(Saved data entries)
[start]

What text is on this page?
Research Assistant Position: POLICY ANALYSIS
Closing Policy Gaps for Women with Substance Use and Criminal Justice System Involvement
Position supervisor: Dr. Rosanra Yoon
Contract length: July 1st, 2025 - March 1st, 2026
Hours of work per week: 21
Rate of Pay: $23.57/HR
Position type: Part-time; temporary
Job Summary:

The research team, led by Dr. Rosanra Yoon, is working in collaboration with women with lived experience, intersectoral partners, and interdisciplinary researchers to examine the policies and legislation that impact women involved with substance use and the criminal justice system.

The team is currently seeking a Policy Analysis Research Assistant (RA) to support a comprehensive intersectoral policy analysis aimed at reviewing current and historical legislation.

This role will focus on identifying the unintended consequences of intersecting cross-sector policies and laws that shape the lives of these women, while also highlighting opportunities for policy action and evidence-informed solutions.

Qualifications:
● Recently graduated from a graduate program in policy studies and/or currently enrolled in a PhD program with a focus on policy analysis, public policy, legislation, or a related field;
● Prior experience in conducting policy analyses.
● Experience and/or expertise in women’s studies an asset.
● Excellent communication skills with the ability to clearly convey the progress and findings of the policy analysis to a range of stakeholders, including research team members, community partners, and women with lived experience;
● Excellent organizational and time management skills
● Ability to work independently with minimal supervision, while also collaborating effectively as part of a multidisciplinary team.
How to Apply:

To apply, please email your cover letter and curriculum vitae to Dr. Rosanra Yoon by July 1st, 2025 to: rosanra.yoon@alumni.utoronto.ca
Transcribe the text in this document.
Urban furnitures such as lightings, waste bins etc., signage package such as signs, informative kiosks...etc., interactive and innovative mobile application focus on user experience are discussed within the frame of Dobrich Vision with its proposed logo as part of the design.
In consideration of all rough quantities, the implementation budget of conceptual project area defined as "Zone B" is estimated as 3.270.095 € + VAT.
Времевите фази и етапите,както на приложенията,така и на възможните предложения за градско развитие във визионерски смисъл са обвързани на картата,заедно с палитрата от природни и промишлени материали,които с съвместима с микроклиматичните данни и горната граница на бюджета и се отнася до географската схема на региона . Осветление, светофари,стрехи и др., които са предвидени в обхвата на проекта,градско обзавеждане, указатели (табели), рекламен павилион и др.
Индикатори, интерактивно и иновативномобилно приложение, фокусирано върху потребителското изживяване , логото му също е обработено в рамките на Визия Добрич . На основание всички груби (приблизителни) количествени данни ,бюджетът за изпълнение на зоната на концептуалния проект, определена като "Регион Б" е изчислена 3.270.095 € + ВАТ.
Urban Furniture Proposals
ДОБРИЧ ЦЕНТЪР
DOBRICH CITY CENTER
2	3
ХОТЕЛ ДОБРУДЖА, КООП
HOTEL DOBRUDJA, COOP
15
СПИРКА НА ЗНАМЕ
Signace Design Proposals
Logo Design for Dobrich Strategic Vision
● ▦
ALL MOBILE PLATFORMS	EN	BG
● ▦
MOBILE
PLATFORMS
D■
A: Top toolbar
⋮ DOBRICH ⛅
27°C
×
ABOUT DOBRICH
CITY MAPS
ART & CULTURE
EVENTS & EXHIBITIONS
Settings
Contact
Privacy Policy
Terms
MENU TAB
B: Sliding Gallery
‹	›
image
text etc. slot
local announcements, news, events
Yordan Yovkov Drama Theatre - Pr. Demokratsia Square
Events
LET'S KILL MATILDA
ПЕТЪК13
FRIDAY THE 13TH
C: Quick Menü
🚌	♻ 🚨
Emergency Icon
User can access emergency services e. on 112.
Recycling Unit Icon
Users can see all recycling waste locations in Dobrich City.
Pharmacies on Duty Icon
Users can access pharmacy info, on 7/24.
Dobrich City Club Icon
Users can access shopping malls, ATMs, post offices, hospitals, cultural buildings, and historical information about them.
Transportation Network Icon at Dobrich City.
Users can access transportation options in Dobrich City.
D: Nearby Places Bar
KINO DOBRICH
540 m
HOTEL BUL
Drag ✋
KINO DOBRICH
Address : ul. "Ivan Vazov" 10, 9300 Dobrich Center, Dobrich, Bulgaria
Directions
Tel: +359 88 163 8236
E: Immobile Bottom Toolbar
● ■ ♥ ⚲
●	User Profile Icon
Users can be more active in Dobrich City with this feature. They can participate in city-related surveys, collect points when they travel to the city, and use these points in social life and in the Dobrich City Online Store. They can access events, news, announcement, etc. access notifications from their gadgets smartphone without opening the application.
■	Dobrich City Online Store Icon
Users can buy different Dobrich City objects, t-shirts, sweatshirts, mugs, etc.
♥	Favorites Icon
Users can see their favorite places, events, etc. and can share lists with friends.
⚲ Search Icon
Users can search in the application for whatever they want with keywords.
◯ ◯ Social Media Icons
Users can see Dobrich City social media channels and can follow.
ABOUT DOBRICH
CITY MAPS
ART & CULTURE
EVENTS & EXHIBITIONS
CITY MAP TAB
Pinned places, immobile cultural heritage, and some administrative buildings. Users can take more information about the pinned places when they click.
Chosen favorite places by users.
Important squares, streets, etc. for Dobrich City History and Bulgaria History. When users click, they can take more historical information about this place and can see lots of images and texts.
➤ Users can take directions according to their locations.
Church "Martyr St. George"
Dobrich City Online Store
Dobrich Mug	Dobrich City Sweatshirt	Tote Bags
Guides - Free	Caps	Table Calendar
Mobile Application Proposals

[end]

* **PROBLEM**:
Across the material above, how many lines include the string "related"? Only the number is wanted.

* **FINAL ANSWER**:
2